> Problem statement
Reproduce all of the material word for word.

───── Material

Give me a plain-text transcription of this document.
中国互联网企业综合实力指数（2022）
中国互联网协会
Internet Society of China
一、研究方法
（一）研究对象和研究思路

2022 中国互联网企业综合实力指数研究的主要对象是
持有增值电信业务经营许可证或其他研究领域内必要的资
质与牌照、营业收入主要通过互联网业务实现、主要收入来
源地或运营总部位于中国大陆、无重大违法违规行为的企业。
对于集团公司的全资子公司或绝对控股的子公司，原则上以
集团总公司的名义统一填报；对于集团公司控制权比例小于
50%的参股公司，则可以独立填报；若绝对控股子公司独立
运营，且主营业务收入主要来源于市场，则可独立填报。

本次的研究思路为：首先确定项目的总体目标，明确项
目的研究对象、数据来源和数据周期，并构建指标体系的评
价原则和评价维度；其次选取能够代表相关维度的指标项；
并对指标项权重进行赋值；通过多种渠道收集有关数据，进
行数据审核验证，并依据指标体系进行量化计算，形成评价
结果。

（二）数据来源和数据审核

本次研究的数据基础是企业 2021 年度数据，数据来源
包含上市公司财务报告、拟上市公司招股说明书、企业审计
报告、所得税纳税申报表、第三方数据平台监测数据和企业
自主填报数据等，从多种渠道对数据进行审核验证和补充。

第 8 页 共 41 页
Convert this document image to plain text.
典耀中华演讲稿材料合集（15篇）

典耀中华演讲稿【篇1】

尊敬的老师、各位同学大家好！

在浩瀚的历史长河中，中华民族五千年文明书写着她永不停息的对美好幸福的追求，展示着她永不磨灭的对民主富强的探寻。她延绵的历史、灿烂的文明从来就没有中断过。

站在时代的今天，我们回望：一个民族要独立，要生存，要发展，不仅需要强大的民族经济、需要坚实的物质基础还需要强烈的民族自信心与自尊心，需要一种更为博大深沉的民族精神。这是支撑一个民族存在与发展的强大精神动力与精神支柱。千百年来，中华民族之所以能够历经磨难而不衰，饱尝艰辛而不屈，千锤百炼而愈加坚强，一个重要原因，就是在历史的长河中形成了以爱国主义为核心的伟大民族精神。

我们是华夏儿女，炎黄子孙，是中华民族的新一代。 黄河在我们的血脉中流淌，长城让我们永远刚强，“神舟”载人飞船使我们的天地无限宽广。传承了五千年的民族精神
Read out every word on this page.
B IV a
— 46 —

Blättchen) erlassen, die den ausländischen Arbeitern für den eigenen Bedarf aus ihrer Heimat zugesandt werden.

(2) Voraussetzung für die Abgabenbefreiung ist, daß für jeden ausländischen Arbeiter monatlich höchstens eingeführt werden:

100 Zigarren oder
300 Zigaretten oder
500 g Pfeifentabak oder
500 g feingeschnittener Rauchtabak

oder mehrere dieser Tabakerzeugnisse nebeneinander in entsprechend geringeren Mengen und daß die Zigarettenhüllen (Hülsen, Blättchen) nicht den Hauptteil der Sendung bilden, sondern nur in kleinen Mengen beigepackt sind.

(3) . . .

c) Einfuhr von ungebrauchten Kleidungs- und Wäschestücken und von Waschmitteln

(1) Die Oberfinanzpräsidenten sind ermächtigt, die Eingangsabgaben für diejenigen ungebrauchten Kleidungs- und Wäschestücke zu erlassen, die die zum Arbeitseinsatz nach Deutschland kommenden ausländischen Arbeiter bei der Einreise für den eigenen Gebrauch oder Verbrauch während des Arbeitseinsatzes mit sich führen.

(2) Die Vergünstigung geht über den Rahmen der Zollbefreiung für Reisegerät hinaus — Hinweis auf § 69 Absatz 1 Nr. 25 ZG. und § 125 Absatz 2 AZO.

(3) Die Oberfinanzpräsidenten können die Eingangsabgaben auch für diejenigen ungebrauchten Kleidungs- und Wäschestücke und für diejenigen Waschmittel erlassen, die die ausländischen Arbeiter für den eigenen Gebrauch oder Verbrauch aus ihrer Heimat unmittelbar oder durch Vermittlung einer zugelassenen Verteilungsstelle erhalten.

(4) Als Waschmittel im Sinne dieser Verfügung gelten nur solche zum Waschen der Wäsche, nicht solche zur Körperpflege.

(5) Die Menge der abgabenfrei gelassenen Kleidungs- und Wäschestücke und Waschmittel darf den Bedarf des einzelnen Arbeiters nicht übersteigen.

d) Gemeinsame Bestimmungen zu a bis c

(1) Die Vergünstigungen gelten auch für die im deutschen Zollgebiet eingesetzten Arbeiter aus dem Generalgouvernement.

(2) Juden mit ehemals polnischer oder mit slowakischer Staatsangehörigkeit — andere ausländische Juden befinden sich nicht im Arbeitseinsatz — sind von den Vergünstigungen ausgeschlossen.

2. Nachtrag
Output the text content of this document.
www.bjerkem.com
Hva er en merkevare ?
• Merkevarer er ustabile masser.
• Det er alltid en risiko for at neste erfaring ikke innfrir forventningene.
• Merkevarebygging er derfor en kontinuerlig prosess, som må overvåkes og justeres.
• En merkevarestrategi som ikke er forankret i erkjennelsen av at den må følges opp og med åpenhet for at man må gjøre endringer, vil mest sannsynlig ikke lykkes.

──────────

> Exercise result
Give me a plain-text transcription of this document.
中国互联网企业综合实力指数（2022）
中国互联网协会
Internet Society of China
一、研究方法
（一）研究对象和研究思路

2022 中国互联网企业综合实力指数研究的主要对象是
持有增值电信业务经营许可证或其他研究领域内必要的资
质与牌照、营业收入主要通过互联网业务实现、主要收入来
源地或运营总部位于中国大陆、无重大违法违规行为的企业。
对于集团公司的全资子公司或绝对控股的子公司，原则上以
集团总公司的名义统一填报；对于集团公司控制权比例小于
50%的参股公司，则可以独立填报；若绝对控股子公司独立
运营，且主营业务收入主要来源于市场，则可独立填报。

本次的研究思路为：首先确定项目的总体目标，明确项
目的研究对象、数据来源和数据周期，并构建指标体系的评
价原则和评价维度；其次选取能够代表相关维度的指标项；
并对指标项权重进行赋值；通过多种渠道收集有关数据，进
行数据审核验证，并依据指标体系进行量化计算，形成评价
结果。

（二）数据来源和数据审核

本次研究的数据基础是企业 2021 年度数据，数据来源
包含上市公司财务报告、拟上市公司招股说明书、企业审计
报告、所得税纳税申报表、第三方数据平台监测数据和企业
自主填报数据等，从多种渠道对数据进行审核验证和补充。

第 8 页 共 41 页
Convert this document image to plain text.
典耀中华演讲稿材料合集（15篇）

典耀中华演讲稿【篇1】

尊敬的老师、各位同学大家好！

在浩瀚的历史长河中，中华民族五千年文明书写着她永不停息的对美好幸福的追求，展示着她永不磨灭的对民主富强的探寻。她延绵的历史、灿烂的文明从来就没有中断过。

站在时代的今天，我们回望：一个民族要独立，要生存，要发展，不仅需要强大的民族经济、需要坚实的物质基础还需要强烈的民族自信心与自尊心，需要一种更为博大深沉的民族精神。这是支撑一个民族存在与发展的强大精神动力与精神支柱。千百年来，中华民族之所以能够历经磨难而不衰，饱尝艰辛而不屈，千锤百炼而愈加坚强，一个重要原因，就是在历史的长河中形成了以爱国主义为核心的伟大民族精神。

我们是华夏儿女，炎黄子孙，是中华民族的新一代。 黄河在我们的血脉中流淌，长城让我们永远刚强，“神舟”载人飞船使我们的天地无限宽广。传承了五千年的民族精神
Read out every word on this page.
B IV a
— 46 —

Blättchen) erlassen, die den ausländischen Arbeitern für den eigenen Bedarf aus ihrer Heimat zugesandt werden.

(2) Voraussetzung für die Abgabenbefreiung ist, daß für jeden ausländischen Arbeiter monatlich höchstens eingeführt werden:

100 Zigarren oder
300 Zigaretten oder
500 g Pfeifentabak oder
500 g feingeschnittener Rauchtabak

oder mehrere dieser Tabakerzeugnisse nebeneinander in entsprechend geringeren Mengen und daß die Zigarettenhüllen (Hülsen, Blättchen) nicht den Hauptteil der Sendung bilden, sondern nur in kleinen Mengen beigepackt sind.

(3) . . .

c) Einfuhr von ungebrauchten Kleidungs- und Wäschestücken und von Waschmitteln

(1) Die Oberfinanzpräsidenten sind ermächtigt, die Eingangsabgaben für diejenigen ungebrauchten Kleidungs- und Wäschestücke zu erlassen, die die zum Arbeitseinsatz nach Deutschland kommenden ausländischen Arbeiter bei der Einreise für den eigenen Gebrauch oder Verbrauch während des Arbeitseinsatzes mit sich führen.

(2) Die Vergünstigung geht über den Rahmen der Zollbefreiung für Reisegerät hinaus — Hinweis auf § 69 Absatz 1 Nr. 25 ZG. und § 125 Absatz 2 AZO.

(3) Die Oberfinanzpräsidenten können die Eingangsabgaben auch für diejenigen ungebrauchten Kleidungs- und Wäschestücke und für diejenigen Waschmittel erlassen, die die ausländischen Arbeiter für den eigenen Gebrauch oder Verbrauch aus ihrer Heimat unmittelbar oder durch Vermittlung einer zugelassenen Verteilungsstelle erhalten.

(4) Als Waschmittel im Sinne dieser Verfügung gelten nur solche zum Waschen der Wäsche, nicht solche zur Körperpflege.

(5) Die Menge der abgabenfrei gelassenen Kleidungs- und Wäschestücke und Waschmittel darf den Bedarf des einzelnen Arbeiters nicht übersteigen.

d) Gemeinsame Bestimmungen zu a bis c

(1) Die Vergünstigungen gelten auch für die im deutschen Zollgebiet eingesetzten Arbeiter aus dem Generalgouvernement.

(2) Juden mit ehemals polnischer oder mit slowakischer Staatsangehörigkeit — andere ausländische Juden befinden sich nicht im Arbeitseinsatz — sind von den Vergünstigungen ausgeschlossen.

2. Nachtrag
Output the text content of this document.
www.bjerkem.com
Hva er en merkevare ?
• Merkevarer er ustabile masser.
• Det er alltid en risiko for at neste erfaring ikke innfrir forventningene.
• Merkevarebygging er derfor en kontinuerlig prosess, som må overvåkes og justeres.
• En merkevarestrategi som ikke er forankret i erkjennelsen av at den må følges opp og med åpenhet for at man må gjøre endringer, vil mest sannsynlig ikke lykkes.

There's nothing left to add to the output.